Where a line in the listing below contains the word "Katılmıyorum", copy that line.

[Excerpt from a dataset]
▬▬▬▬▬▬▬▬▬▬
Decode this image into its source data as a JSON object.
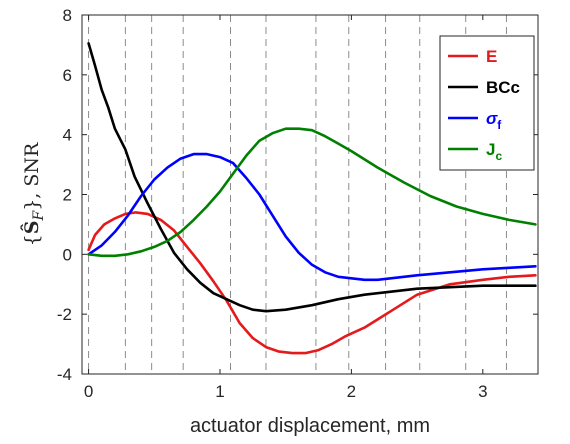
{
  "chart_data": {
    "type": "line",
    "xlabel": "actuator displacement, mm",
    "ylabel": "{Ŝ_F}, SNR",
    "ylabel_parts": {
      "open": "{",
      "symbol": "Ŝ",
      "sub": "F",
      "close": "}, SNR"
    },
    "xlim": [
      -0.05,
      3.42
    ],
    "ylim": [
      -4,
      8
    ],
    "xticks": [
      0,
      1,
      2,
      3
    ],
    "yticks": [
      -4,
      -2,
      0,
      2,
      4,
      6,
      8
    ],
    "xtick_labels": [
      "0",
      "1",
      "2",
      "3"
    ],
    "ytick_labels": [
      "-4",
      "-2",
      "0",
      "2",
      "4",
      "6",
      "8"
    ],
    "grid": "vertical dashed",
    "vlines": [
      0,
      0.28,
      0.48,
      0.72,
      1.08,
      1.35,
      1.73,
      1.98,
      2.26,
      2.52,
      2.87,
      3.18
    ],
    "legend_position": "top-right",
    "series": [
      {
        "name": "E",
        "name_main": "E",
        "name_sub": "",
        "color": "#e41a1c",
        "x": [
          0,
          0.05,
          0.12,
          0.2,
          0.28,
          0.36,
          0.45,
          0.55,
          0.65,
          0.75,
          0.85,
          0.95,
          1.05,
          1.15,
          1.25,
          1.35,
          1.45,
          1.55,
          1.65,
          1.75,
          1.85,
          1.95,
          2.1,
          2.3,
          2.5,
          2.75,
          3.0,
          3.2,
          3.4
        ],
        "y": [
          0.15,
          0.65,
          1.0,
          1.2,
          1.35,
          1.4,
          1.35,
          1.15,
          0.8,
          0.25,
          -0.3,
          -0.9,
          -1.55,
          -2.3,
          -2.8,
          -3.1,
          -3.25,
          -3.3,
          -3.3,
          -3.2,
          -3.0,
          -2.75,
          -2.45,
          -1.9,
          -1.35,
          -1.0,
          -0.85,
          -0.75,
          -0.7
        ]
      },
      {
        "name": "BCc",
        "name_main": "BCc",
        "name_sub": "",
        "color": "#000000",
        "x": [
          0,
          0.05,
          0.1,
          0.15,
          0.2,
          0.28,
          0.35,
          0.45,
          0.55,
          0.65,
          0.75,
          0.85,
          0.95,
          1.05,
          1.15,
          1.25,
          1.35,
          1.5,
          1.7,
          1.9,
          2.1,
          2.3,
          2.5,
          2.75,
          3.0,
          3.2,
          3.4
        ],
        "y": [
          7.05,
          6.3,
          5.5,
          4.9,
          4.2,
          3.5,
          2.6,
          1.7,
          0.85,
          0.05,
          -0.5,
          -0.95,
          -1.3,
          -1.5,
          -1.7,
          -1.85,
          -1.9,
          -1.85,
          -1.7,
          -1.5,
          -1.35,
          -1.25,
          -1.15,
          -1.1,
          -1.05,
          -1.05,
          -1.05
        ]
      },
      {
        "name": "σf",
        "name_main": "σ",
        "name_sub": "f",
        "color": "#0000ff",
        "x": [
          0,
          0.1,
          0.2,
          0.3,
          0.4,
          0.5,
          0.6,
          0.7,
          0.8,
          0.9,
          1.0,
          1.1,
          1.2,
          1.3,
          1.4,
          1.5,
          1.6,
          1.7,
          1.8,
          1.9,
          2.0,
          2.1,
          2.2,
          2.3,
          2.5,
          2.75,
          3.0,
          3.2,
          3.4
        ],
        "y": [
          0,
          0.3,
          0.75,
          1.3,
          1.95,
          2.5,
          2.9,
          3.2,
          3.35,
          3.35,
          3.25,
          3.05,
          2.55,
          2.0,
          1.3,
          0.6,
          0.05,
          -0.35,
          -0.6,
          -0.75,
          -0.8,
          -0.85,
          -0.85,
          -0.8,
          -0.7,
          -0.6,
          -0.5,
          -0.45,
          -0.4
        ]
      },
      {
        "name": "Jc",
        "name_main": "J",
        "name_sub": "c",
        "color": "#008000",
        "x": [
          0,
          0.1,
          0.2,
          0.3,
          0.4,
          0.5,
          0.6,
          0.7,
          0.8,
          0.9,
          1.0,
          1.1,
          1.2,
          1.3,
          1.4,
          1.5,
          1.6,
          1.7,
          1.8,
          1.9,
          2.0,
          2.2,
          2.4,
          2.6,
          2.8,
          3.0,
          3.2,
          3.4
        ],
        "y": [
          0,
          -0.05,
          -0.05,
          0.0,
          0.1,
          0.25,
          0.45,
          0.75,
          1.15,
          1.6,
          2.1,
          2.7,
          3.3,
          3.8,
          4.05,
          4.2,
          4.2,
          4.15,
          3.95,
          3.7,
          3.45,
          2.9,
          2.4,
          1.95,
          1.6,
          1.35,
          1.15,
          1.0
        ]
      }
    ]
  }
}
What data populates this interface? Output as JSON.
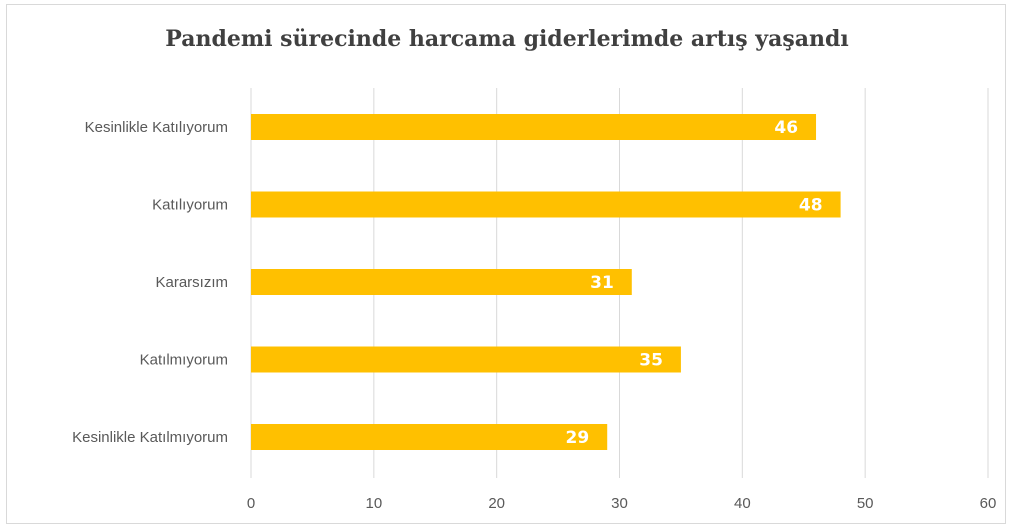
{
  "chart_data": {
    "type": "bar",
    "orientation": "horizontal",
    "title": "Pandemi sürecinde harcama giderlerimde artış yaşandı",
    "categories": [
      "Kesinlikle Katılıyorum",
      "Katılıyorum",
      "Kararsızım",
      "Katılmıyorum",
      "Kesinlikle Katılmıyorum"
    ],
    "values": [
      46,
      48,
      31,
      35,
      29
    ],
    "xlim": [
      0,
      60
    ],
    "xticks": [
      0,
      10,
      20,
      30,
      40,
      50,
      60
    ],
    "xlabel": "",
    "ylabel": "",
    "grid": true,
    "data_labels": true,
    "bar_color": "#ffc000",
    "label_color": "#ffffff"
  }
}
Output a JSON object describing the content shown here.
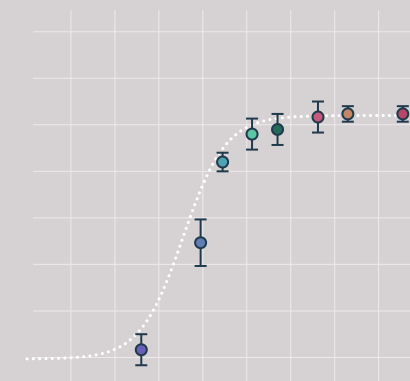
{
  "chart_data": {
    "type": "scatter",
    "title": "",
    "xlabel": "",
    "ylabel": "",
    "xlim": [
      0,
      8.6
    ],
    "ylim": [
      -0.05,
      1.12
    ],
    "x_grid": [
      1,
      2,
      3,
      4,
      5,
      6,
      7,
      8
    ],
    "y_grid": [
      0,
      0.15,
      0.3,
      0.45,
      0.6,
      0.75,
      0.9,
      1.05
    ],
    "grid": true,
    "legend": "none",
    "fit_curve": {
      "style": "dotted",
      "color": "#ffffff",
      "model": "logistic",
      "baseline": -0.005,
      "plateau": 0.78,
      "midpoint": 3.55,
      "steepness": 2.05
    },
    "points": [
      {
        "x": 2.6,
        "y": 0.025,
        "err": 0.05,
        "color": "#6a5fb8"
      },
      {
        "x": 3.95,
        "y": 0.37,
        "err": 0.075,
        "color": "#5e7eb4"
      },
      {
        "x": 4.45,
        "y": 0.63,
        "err": 0.03,
        "color": "#4ea4b4"
      },
      {
        "x": 5.12,
        "y": 0.72,
        "err": 0.05,
        "color": "#5cc7a5"
      },
      {
        "x": 5.7,
        "y": 0.735,
        "err": 0.05,
        "color": "#236a5a"
      },
      {
        "x": 6.62,
        "y": 0.775,
        "err": 0.05,
        "color": "#c65a7a"
      },
      {
        "x": 7.3,
        "y": 0.785,
        "err": 0.025,
        "color": "#c58766"
      },
      {
        "x": 8.55,
        "y": 0.785,
        "err": 0.025,
        "color": "#b84668"
      }
    ]
  }
}
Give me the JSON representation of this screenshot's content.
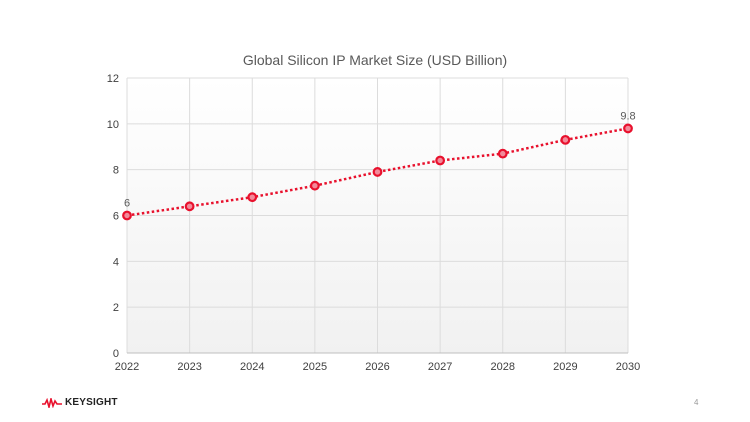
{
  "chart_data": {
    "type": "line",
    "title": "Global Silicon IP Market Size (USD Billion)",
    "categories": [
      "2022",
      "2023",
      "2024",
      "2025",
      "2026",
      "2027",
      "2028",
      "2029",
      "2030"
    ],
    "values": [
      6,
      6.4,
      6.8,
      7.3,
      7.9,
      8.4,
      8.7,
      9.3,
      9.8
    ],
    "data_labels": {
      "0": "6",
      "8": "9.8"
    },
    "ylim": [
      0,
      12
    ],
    "yticks": [
      0,
      2,
      4,
      6,
      8,
      10,
      12
    ],
    "grid": true,
    "legend": "none",
    "line_style": "dotted",
    "color": "#e8112d"
  },
  "footer": {
    "brand": "KEYSIGHT",
    "page_number": "4"
  }
}
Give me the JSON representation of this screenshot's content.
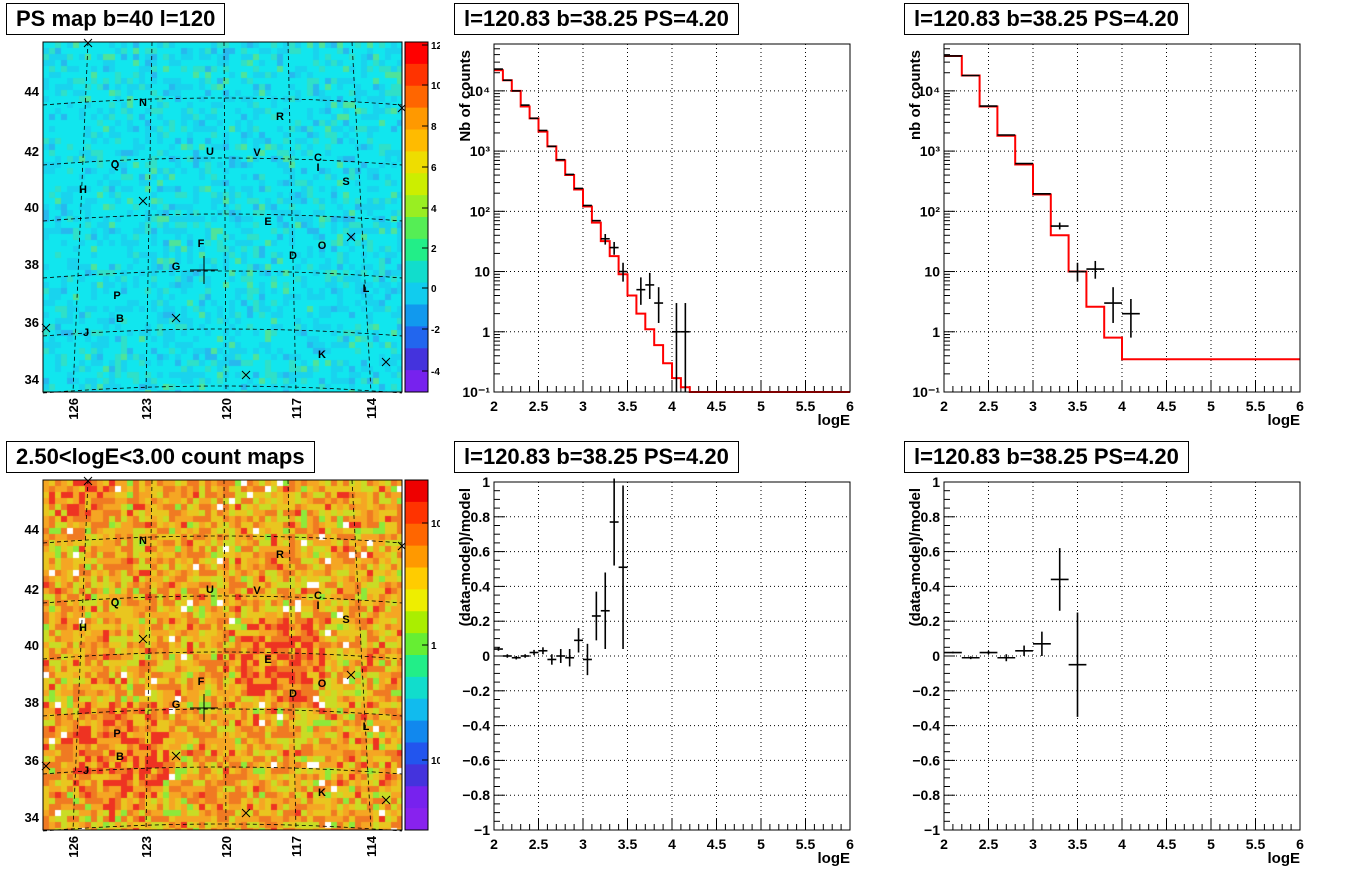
{
  "panels": {
    "map_ps": {
      "title": "PS map b=40 l=120",
      "lat_ticks": [
        "44",
        "42",
        "40",
        "38",
        "36",
        "34"
      ],
      "lon_ticks": [
        "126",
        "123",
        "120",
        "117",
        "114"
      ],
      "scale_ticks": [
        "12",
        "10",
        "8",
        "6",
        "4",
        "2",
        "0",
        "-2",
        "-4"
      ],
      "labels": [
        "N",
        "R",
        "Q",
        "U",
        "V",
        "C",
        "I",
        "H",
        "S",
        "E",
        "F",
        "O",
        "G",
        "D",
        "P",
        "L",
        "B",
        "J",
        "K"
      ]
    },
    "map_counts": {
      "title": "2.50<logE<3.00 count maps",
      "lat_ticks": [
        "44",
        "42",
        "40",
        "38",
        "36",
        "34"
      ],
      "lon_ticks": [
        "126",
        "123",
        "120",
        "117",
        "114"
      ],
      "scale_ticks": [
        "10",
        "1",
        "10⁻¹"
      ],
      "labels": [
        "N",
        "R",
        "Q",
        "U",
        "V",
        "C",
        "I",
        "H",
        "S",
        "E",
        "F",
        "O",
        "G",
        "D",
        "P",
        "L",
        "B",
        "J",
        "K"
      ]
    }
  },
  "chart_data": [
    {
      "type": "line",
      "title": "l=120.83 b=38.25 PS=4.20",
      "xlabel": "logE",
      "ylabel": "Nb of counts",
      "xlim": [
        2,
        6
      ],
      "ylim": [
        0.1,
        60000
      ],
      "yscale": "log",
      "grid": true,
      "xticks": [
        "2",
        "2.5",
        "3",
        "3.5",
        "4",
        "4.5",
        "5",
        "5.5",
        "6"
      ],
      "yticks": [
        "10⁻¹",
        "1",
        "10",
        "10²",
        "10³",
        "10⁴"
      ],
      "model_step": {
        "edges": [
          2.0,
          2.1,
          2.2,
          2.3,
          2.4,
          2.5,
          2.6,
          2.7,
          2.8,
          2.9,
          3.0,
          3.1,
          3.2,
          3.3,
          3.4,
          3.5,
          3.6,
          3.7,
          3.8,
          3.9,
          4.0,
          4.1,
          4.2,
          4.3
        ],
        "values": [
          22000,
          15000,
          10000,
          5500,
          3500,
          2100,
          1200,
          700,
          400,
          230,
          120,
          65,
          32,
          18,
          9,
          4,
          2,
          1.1,
          0.6,
          0.3,
          0.17,
          0.12,
          0.1
        ]
      },
      "points": [
        {
          "x": 2.05,
          "y": 23000
        },
        {
          "x": 2.15,
          "y": 15000
        },
        {
          "x": 2.25,
          "y": 10000
        },
        {
          "x": 2.35,
          "y": 5800
        },
        {
          "x": 2.45,
          "y": 3500
        },
        {
          "x": 2.55,
          "y": 2200
        },
        {
          "x": 2.65,
          "y": 1200
        },
        {
          "x": 2.75,
          "y": 720
        },
        {
          "x": 2.85,
          "y": 410
        },
        {
          "x": 2.95,
          "y": 240
        },
        {
          "x": 3.05,
          "y": 125
        },
        {
          "x": 3.15,
          "y": 70
        },
        {
          "x": 3.25,
          "y": 35,
          "lo": 28,
          "hi": 42
        },
        {
          "x": 3.35,
          "y": 25,
          "lo": 19,
          "hi": 31
        },
        {
          "x": 3.45,
          "y": 10,
          "lo": 6.8,
          "hi": 14
        },
        {
          "x": 3.65,
          "y": 5,
          "lo": 2.8,
          "hi": 8
        },
        {
          "x": 3.75,
          "y": 6,
          "lo": 3.5,
          "hi": 9.5
        },
        {
          "x": 3.85,
          "y": 3,
          "lo": 1.4,
          "hi": 5.5
        },
        {
          "x": 4.05,
          "y": 1,
          "lo": 0.1,
          "hi": 3
        },
        {
          "x": 4.15,
          "y": 1,
          "lo": 0.1,
          "hi": 3
        }
      ]
    },
    {
      "type": "line",
      "title": "l=120.83 b=38.25 PS=4.20",
      "xlabel": "logE",
      "ylabel": "nb of counts",
      "xlim": [
        2,
        6
      ],
      "ylim": [
        0.1,
        60000
      ],
      "yscale": "log",
      "grid": true,
      "xticks": [
        "2",
        "2.5",
        "3",
        "3.5",
        "4",
        "4.5",
        "5",
        "5.5",
        "6"
      ],
      "yticks": [
        "10⁻¹",
        "1",
        "10",
        "10²",
        "10³",
        "10⁴"
      ],
      "model_step": {
        "edges": [
          2.0,
          2.2,
          2.4,
          2.6,
          2.8,
          3.0,
          3.2,
          3.4,
          3.6,
          3.8,
          4.0,
          4.2
        ],
        "values": [
          38000,
          18000,
          5500,
          1800,
          600,
          190,
          40,
          10,
          2.6,
          0.8,
          0.35
        ]
      },
      "points": [
        {
          "x": 2.1,
          "y": 38000
        },
        {
          "x": 2.3,
          "y": 18000
        },
        {
          "x": 2.5,
          "y": 5600
        },
        {
          "x": 2.7,
          "y": 1850
        },
        {
          "x": 2.9,
          "y": 620
        },
        {
          "x": 3.1,
          "y": 195
        },
        {
          "x": 3.3,
          "y": 57,
          "lo": 50,
          "hi": 65
        },
        {
          "x": 3.5,
          "y": 10,
          "lo": 6.8,
          "hi": 14
        },
        {
          "x": 3.7,
          "y": 11,
          "lo": 7.6,
          "hi": 15
        },
        {
          "x": 3.9,
          "y": 3,
          "lo": 1.4,
          "hi": 5.5
        },
        {
          "x": 4.1,
          "y": 2,
          "lo": 0.8,
          "hi": 3.5
        }
      ]
    },
    {
      "type": "scatter",
      "title": "l=120.83 b=38.25 PS=4.20",
      "xlabel": "logE",
      "ylabel": "(data-model)/model",
      "xlim": [
        2,
        6
      ],
      "ylim": [
        -1,
        1
      ],
      "grid": true,
      "xticks": [
        "2",
        "2.5",
        "3",
        "3.5",
        "4",
        "4.5",
        "5",
        "5.5",
        "6"
      ],
      "yticks": [
        "−1",
        "−0.8",
        "−0.6",
        "−0.4",
        "−0.2",
        "0",
        "0.2",
        "0.4",
        "0.6",
        "0.8",
        "1"
      ],
      "points": [
        {
          "x": 2.05,
          "y": 0.04,
          "e": 0.01
        },
        {
          "x": 2.15,
          "y": 0.0,
          "e": 0.01
        },
        {
          "x": 2.25,
          "y": -0.01,
          "e": 0.01
        },
        {
          "x": 2.35,
          "y": 0.0,
          "e": 0.01
        },
        {
          "x": 2.45,
          "y": 0.02,
          "e": 0.015
        },
        {
          "x": 2.55,
          "y": 0.03,
          "e": 0.02
        },
        {
          "x": 2.65,
          "y": -0.02,
          "e": 0.03
        },
        {
          "x": 2.75,
          "y": 0.0,
          "e": 0.04
        },
        {
          "x": 2.85,
          "y": -0.01,
          "e": 0.05
        },
        {
          "x": 2.95,
          "y": 0.09,
          "e": 0.07
        },
        {
          "x": 3.05,
          "y": -0.02,
          "e": 0.09
        },
        {
          "x": 3.15,
          "y": 0.23,
          "e": 0.14
        },
        {
          "x": 3.25,
          "y": 0.26,
          "e": 0.22
        },
        {
          "x": 3.35,
          "y": 0.77,
          "e": 0.25
        },
        {
          "x": 3.45,
          "y": 0.51,
          "e": 0.47
        }
      ]
    },
    {
      "type": "scatter",
      "title": "l=120.83 b=38.25 PS=4.20",
      "xlabel": "logE",
      "ylabel": "(data-model)/model",
      "xlim": [
        2,
        6
      ],
      "ylim": [
        -1,
        1
      ],
      "grid": true,
      "xticks": [
        "2",
        "2.5",
        "3",
        "3.5",
        "4",
        "4.5",
        "5",
        "5.5",
        "6"
      ],
      "yticks": [
        "−1",
        "−0.8",
        "−0.6",
        "−0.4",
        "−0.2",
        "0",
        "0.2",
        "0.4",
        "0.6",
        "0.8",
        "1"
      ],
      "points": [
        {
          "x": 2.1,
          "y": 0.02,
          "e": 0.005
        },
        {
          "x": 2.3,
          "y": -0.01,
          "e": 0.008
        },
        {
          "x": 2.5,
          "y": 0.02,
          "e": 0.01
        },
        {
          "x": 2.7,
          "y": -0.01,
          "e": 0.02
        },
        {
          "x": 2.9,
          "y": 0.03,
          "e": 0.03
        },
        {
          "x": 3.1,
          "y": 0.07,
          "e": 0.07
        },
        {
          "x": 3.3,
          "y": 0.44,
          "e": 0.18
        },
        {
          "x": 3.5,
          "y": -0.05,
          "e": 0.3
        }
      ]
    }
  ]
}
▬▬▬▬▬▬▬▬▬▬
FULL SOLUTION:
      "Katılmıyorum",
      "Kesinlikle Katılmıyorum"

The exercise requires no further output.